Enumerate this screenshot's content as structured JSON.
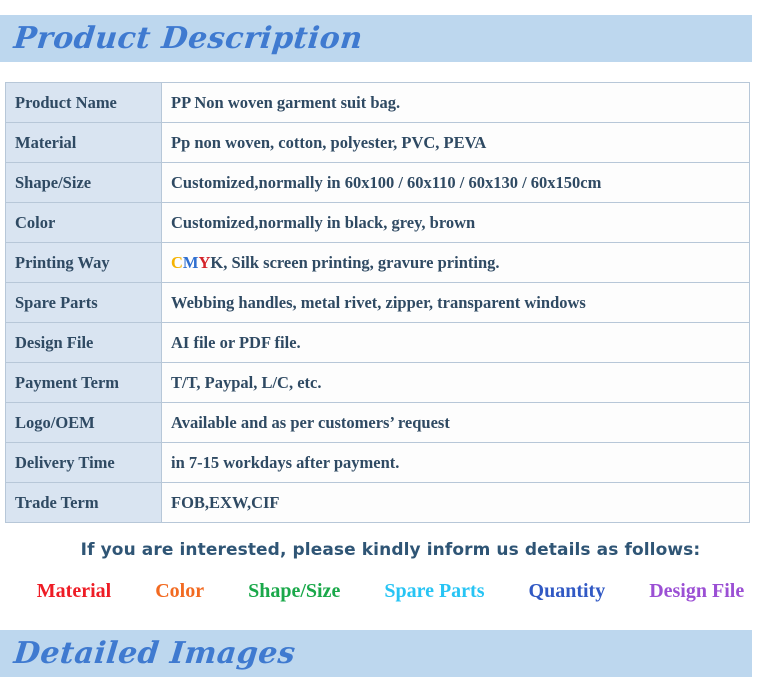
{
  "sections": {
    "product_description_title": "Product Description",
    "detailed_images_title": "Detailed Images"
  },
  "spec_table": {
    "rows": [
      {
        "label": "Product Name",
        "value": "PP Non woven garment suit bag."
      },
      {
        "label": "Material",
        "value": "Pp non woven, cotton, polyester, PVC, PEVA"
      },
      {
        "label": "Shape/Size",
        "value": "Customized,normally in 60x100 / 60x110 / 60x130 / 60x150cm"
      },
      {
        "label": "Color",
        "value": "Customized,normally in black, grey, brown"
      },
      {
        "label": "Printing Way",
        "value": "CMYK, Silk screen printing, gravure printing.",
        "value_parts": {
          "c": "C",
          "m": "M",
          "y": "Y",
          "k": "K",
          "rest": ", Silk screen printing, gravure printing."
        }
      },
      {
        "label": "Spare Parts",
        "value": "Webbing handles, metal rivet, zipper, transparent windows"
      },
      {
        "label": "Design File",
        "value": "AI file or PDF file."
      },
      {
        "label": "Payment Term",
        "value": "T/T, Paypal, L/C, etc."
      },
      {
        "label": "Logo/OEM",
        "value": "Available and as per customers’ request"
      },
      {
        "label": "Delivery Time",
        "value": "in 7-15 workdays after payment."
      },
      {
        "label": "Trade Term",
        "value": "FOB,EXW,CIF"
      }
    ]
  },
  "cta": {
    "headline": "If you are interested, please kindly inform us details as follows:",
    "keywords": [
      {
        "label": "Material",
        "color": "#ee1c25"
      },
      {
        "label": "Color",
        "color": "#f26a21"
      },
      {
        "label": "Shape/Size",
        "color": "#1aa84a"
      },
      {
        "label": "Spare Parts",
        "color": "#27c4f4"
      },
      {
        "label": "Quantity",
        "color": "#3159c4"
      },
      {
        "label": "Design File",
        "color": "#9b4fd4"
      }
    ]
  },
  "colors": {
    "banner_background": "#bdd7ee",
    "banner_text": "#3f7ad0",
    "table_label_background": "#d9e4f1",
    "table_value_background": "#fdfdfd",
    "table_border": "#b7c7d8",
    "table_text": "#2f4a63",
    "headline_text": "#2f5575",
    "cmyk_c": "#f5b301",
    "cmyk_m": "#2f6fd0",
    "cmyk_y": "#d4232a",
    "cmyk_k": "#2f4a63"
  }
}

--- --- ---

Do this
Leave out the pictures and print each record exactly as it stands.

Reply to the exercise
Enumerate this screenshot's content as structured JSON.
{
  "sections": {
    "product_description_title": "Product Description",
    "detailed_images_title": "Detailed Images"
  },
  "spec_table": {
    "rows": [
      {
        "label": "Product Name",
        "value": "PP Non woven garment suit bag."
      },
      {
        "label": "Material",
        "value": "Pp non woven, cotton, polyester, PVC, PEVA"
      },
      {
        "label": "Shape/Size",
        "value": "Customized,normally in 60x100 / 60x110 / 60x130 / 60x150cm"
      },
      {
        "label": "Color",
        "value": "Customized,normally in black, grey, brown"
      },
      {
        "label": "Printing Way",
        "value": "CMYK, Silk screen printing, gravure printing.",
        "value_parts": {
          "c": "C",
          "m": "M",
          "y": "Y",
          "k": "K",
          "rest": ", Silk screen printing, gravure printing."
        }
      },
      {
        "label": "Spare Parts",
        "value": "Webbing handles, metal rivet, zipper, transparent windows"
      },
      {
        "label": "Design File",
        "value": "AI file or PDF file."
      },
      {
        "label": "Payment Term",
        "value": "T/T, Paypal, L/C, etc."
      },
      {
        "label": "Logo/OEM",
        "value": "Available and as per customers’ request"
      },
      {
        "label": "Delivery Time",
        "value": "in 7-15 workdays after payment."
      },
      {
        "label": "Trade Term",
        "value": "FOB,EXW,CIF"
      }
    ]
  },
  "cta": {
    "headline": "If you are interested, please kindly inform us details as follows:",
    "keywords": [
      {
        "label": "Material",
        "color": "#ee1c25"
      },
      {
        "label": "Color",
        "color": "#f26a21"
      },
      {
        "label": "Shape/Size",
        "color": "#1aa84a"
      },
      {
        "label": "Spare Parts",
        "color": "#27c4f4"
      },
      {
        "label": "Quantity",
        "color": "#3159c4"
      },
      {
        "label": "Design File",
        "color": "#9b4fd4"
      }
    ]
  },
  "colors": {
    "banner_background": "#bdd7ee",
    "banner_text": "#3f7ad0",
    "table_label_background": "#d9e4f1",
    "table_value_background": "#fdfdfd",
    "table_border": "#b7c7d8",
    "table_text": "#2f4a63",
    "headline_text": "#2f5575",
    "cmyk_c": "#f5b301",
    "cmyk_m": "#2f6fd0",
    "cmyk_y": "#d4232a",
    "cmyk_k": "#2f4a63"
  }
}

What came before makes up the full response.